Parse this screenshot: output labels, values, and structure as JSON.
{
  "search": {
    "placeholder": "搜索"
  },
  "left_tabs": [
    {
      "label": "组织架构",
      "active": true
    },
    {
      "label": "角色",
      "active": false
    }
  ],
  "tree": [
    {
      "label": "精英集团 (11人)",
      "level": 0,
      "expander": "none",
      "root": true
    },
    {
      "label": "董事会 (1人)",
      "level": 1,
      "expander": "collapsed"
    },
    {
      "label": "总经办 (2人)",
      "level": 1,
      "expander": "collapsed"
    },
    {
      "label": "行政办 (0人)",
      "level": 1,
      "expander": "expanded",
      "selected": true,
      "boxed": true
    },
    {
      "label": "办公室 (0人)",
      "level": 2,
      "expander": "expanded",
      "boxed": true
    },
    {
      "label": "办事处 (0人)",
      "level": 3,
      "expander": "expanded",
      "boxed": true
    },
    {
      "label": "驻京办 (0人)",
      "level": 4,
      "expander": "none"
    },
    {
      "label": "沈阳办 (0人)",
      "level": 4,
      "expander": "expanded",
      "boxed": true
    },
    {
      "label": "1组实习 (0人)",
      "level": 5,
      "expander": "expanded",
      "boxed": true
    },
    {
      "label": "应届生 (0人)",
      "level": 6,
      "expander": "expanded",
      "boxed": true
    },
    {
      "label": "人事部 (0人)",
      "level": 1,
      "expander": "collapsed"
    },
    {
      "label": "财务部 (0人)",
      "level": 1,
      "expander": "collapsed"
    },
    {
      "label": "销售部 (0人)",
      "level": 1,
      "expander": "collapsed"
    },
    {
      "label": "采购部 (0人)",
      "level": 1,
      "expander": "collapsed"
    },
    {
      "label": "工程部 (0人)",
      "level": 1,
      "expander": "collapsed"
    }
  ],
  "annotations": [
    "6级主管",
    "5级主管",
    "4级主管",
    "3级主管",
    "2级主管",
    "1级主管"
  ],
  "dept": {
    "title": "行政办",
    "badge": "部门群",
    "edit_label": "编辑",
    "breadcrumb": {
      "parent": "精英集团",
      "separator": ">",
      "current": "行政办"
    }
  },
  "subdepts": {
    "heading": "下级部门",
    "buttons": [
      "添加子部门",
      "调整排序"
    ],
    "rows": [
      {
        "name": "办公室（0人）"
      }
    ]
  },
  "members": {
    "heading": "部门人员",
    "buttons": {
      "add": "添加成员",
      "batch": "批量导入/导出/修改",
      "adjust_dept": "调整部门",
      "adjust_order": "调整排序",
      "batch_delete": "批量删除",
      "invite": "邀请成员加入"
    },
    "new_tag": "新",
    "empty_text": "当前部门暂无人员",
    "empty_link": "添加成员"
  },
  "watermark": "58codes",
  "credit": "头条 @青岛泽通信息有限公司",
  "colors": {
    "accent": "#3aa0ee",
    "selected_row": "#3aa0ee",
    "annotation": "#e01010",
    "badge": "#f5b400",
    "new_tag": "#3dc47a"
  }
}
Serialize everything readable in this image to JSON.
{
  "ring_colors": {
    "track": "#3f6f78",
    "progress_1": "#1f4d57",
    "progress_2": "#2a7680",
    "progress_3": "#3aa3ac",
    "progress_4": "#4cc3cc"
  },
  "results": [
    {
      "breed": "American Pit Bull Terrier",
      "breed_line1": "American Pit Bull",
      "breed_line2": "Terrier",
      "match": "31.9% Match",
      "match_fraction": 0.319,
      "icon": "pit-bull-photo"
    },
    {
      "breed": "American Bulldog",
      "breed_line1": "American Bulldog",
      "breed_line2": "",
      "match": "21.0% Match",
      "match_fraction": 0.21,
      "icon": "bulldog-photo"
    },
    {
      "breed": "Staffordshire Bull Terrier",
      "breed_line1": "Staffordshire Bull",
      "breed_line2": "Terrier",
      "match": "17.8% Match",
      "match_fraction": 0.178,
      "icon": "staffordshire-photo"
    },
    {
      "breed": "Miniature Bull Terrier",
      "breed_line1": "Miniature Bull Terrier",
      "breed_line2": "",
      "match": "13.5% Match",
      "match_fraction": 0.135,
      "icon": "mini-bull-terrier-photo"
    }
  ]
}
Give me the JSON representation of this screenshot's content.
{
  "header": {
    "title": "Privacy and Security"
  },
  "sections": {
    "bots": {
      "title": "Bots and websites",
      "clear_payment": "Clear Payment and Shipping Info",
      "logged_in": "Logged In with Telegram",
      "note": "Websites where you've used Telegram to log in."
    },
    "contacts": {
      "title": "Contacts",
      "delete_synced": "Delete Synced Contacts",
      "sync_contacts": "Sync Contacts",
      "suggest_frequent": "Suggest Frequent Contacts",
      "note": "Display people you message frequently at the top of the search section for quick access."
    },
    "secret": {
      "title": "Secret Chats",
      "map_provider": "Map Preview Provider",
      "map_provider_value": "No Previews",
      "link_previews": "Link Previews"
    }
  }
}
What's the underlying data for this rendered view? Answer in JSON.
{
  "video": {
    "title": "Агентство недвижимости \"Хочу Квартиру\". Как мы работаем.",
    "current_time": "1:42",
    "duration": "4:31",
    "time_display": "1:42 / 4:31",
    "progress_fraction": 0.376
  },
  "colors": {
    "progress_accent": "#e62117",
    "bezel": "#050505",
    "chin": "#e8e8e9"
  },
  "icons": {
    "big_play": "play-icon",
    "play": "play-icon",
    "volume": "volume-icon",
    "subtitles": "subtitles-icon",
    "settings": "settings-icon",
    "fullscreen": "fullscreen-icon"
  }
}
--
__DIRECTIVE__: Repeat only what runs from the line holding "What's the underlying" to the end of the data, keeping every line exactly as written, first and last included.

__FULL SOLUTION__:
What's the underlying data for this rendered view? Answer in JSON.
{
  "video": {
    "title": "Агентство недвижимости \"Хочу Квартиру\". Как мы работаем.",
    "current_time": "1:42",
    "duration": "4:31",
    "time_display": "1:42 / 4:31",
    "progress_fraction": 0.376
  },
  "colors": {
    "progress_accent": "#e62117",
    "bezel": "#050505",
    "chin": "#e8e8e9"
  },
  "icons": {
    "big_play": "play-icon",
    "play": "play-icon",
    "volume": "volume-icon",
    "subtitles": "subtitles-icon",
    "settings": "settings-icon",
    "fullscreen": "fullscreen-icon"
  }
}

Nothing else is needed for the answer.